* _Exercise description_
Put every line of the records below into a numbered list, and skip any blank lines.

* _Record extracts_

>> BEGIN

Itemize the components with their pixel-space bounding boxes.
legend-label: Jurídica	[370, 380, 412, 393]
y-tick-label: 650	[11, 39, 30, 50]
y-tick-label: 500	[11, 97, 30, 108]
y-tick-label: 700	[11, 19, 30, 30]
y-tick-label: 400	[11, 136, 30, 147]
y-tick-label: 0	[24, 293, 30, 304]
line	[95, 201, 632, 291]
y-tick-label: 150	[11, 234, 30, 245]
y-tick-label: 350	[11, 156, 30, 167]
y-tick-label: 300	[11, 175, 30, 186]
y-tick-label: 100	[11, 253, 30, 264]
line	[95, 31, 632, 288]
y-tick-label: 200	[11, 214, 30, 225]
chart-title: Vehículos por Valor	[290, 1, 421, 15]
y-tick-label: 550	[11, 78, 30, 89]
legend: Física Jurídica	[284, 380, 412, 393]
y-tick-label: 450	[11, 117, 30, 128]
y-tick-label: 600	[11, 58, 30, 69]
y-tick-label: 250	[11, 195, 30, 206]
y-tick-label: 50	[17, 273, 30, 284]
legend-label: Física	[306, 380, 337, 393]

>> END

* _Result of the exercise_
1. Itemize the components with their pixel-space bounding boxes.
2. legend-label: Jurídica	[370, 380, 412, 393]
3. y-tick-label: 650	[11, 39, 30, 50]
4. y-tick-label: 500	[11, 97, 30, 108]
5. y-tick-label: 700	[11, 19, 30, 30]
6. y-tick-label: 400	[11, 136, 30, 147]
7. y-tick-label: 0	[24, 293, 30, 304]
8. line	[95, 201, 632, 291]
9. y-tick-label: 150	[11, 234, 30, 245]
10. y-tick-label: 350	[11, 156, 30, 167]
11. y-tick-label: 300	[11, 175, 30, 186]
12. y-tick-label: 100	[11, 253, 30, 264]
13. line	[95, 31, 632, 288]
14. y-tick-label: 200	[11, 214, 30, 225]
15. chart-title: Vehículos por Valor	[290, 1, 421, 15]
16. y-tick-label: 550	[11, 78, 30, 89]
17. legend: Física Jurídica	[284, 380, 412, 393]
18. y-tick-label: 450	[11, 117, 30, 128]
19. y-tick-label: 600	[11, 58, 30, 69]
20. y-tick-label: 250	[11, 195, 30, 206]
21. y-tick-label: 50	[17, 273, 30, 284]
22. legend-label: Física	[306, 380, 337, 393]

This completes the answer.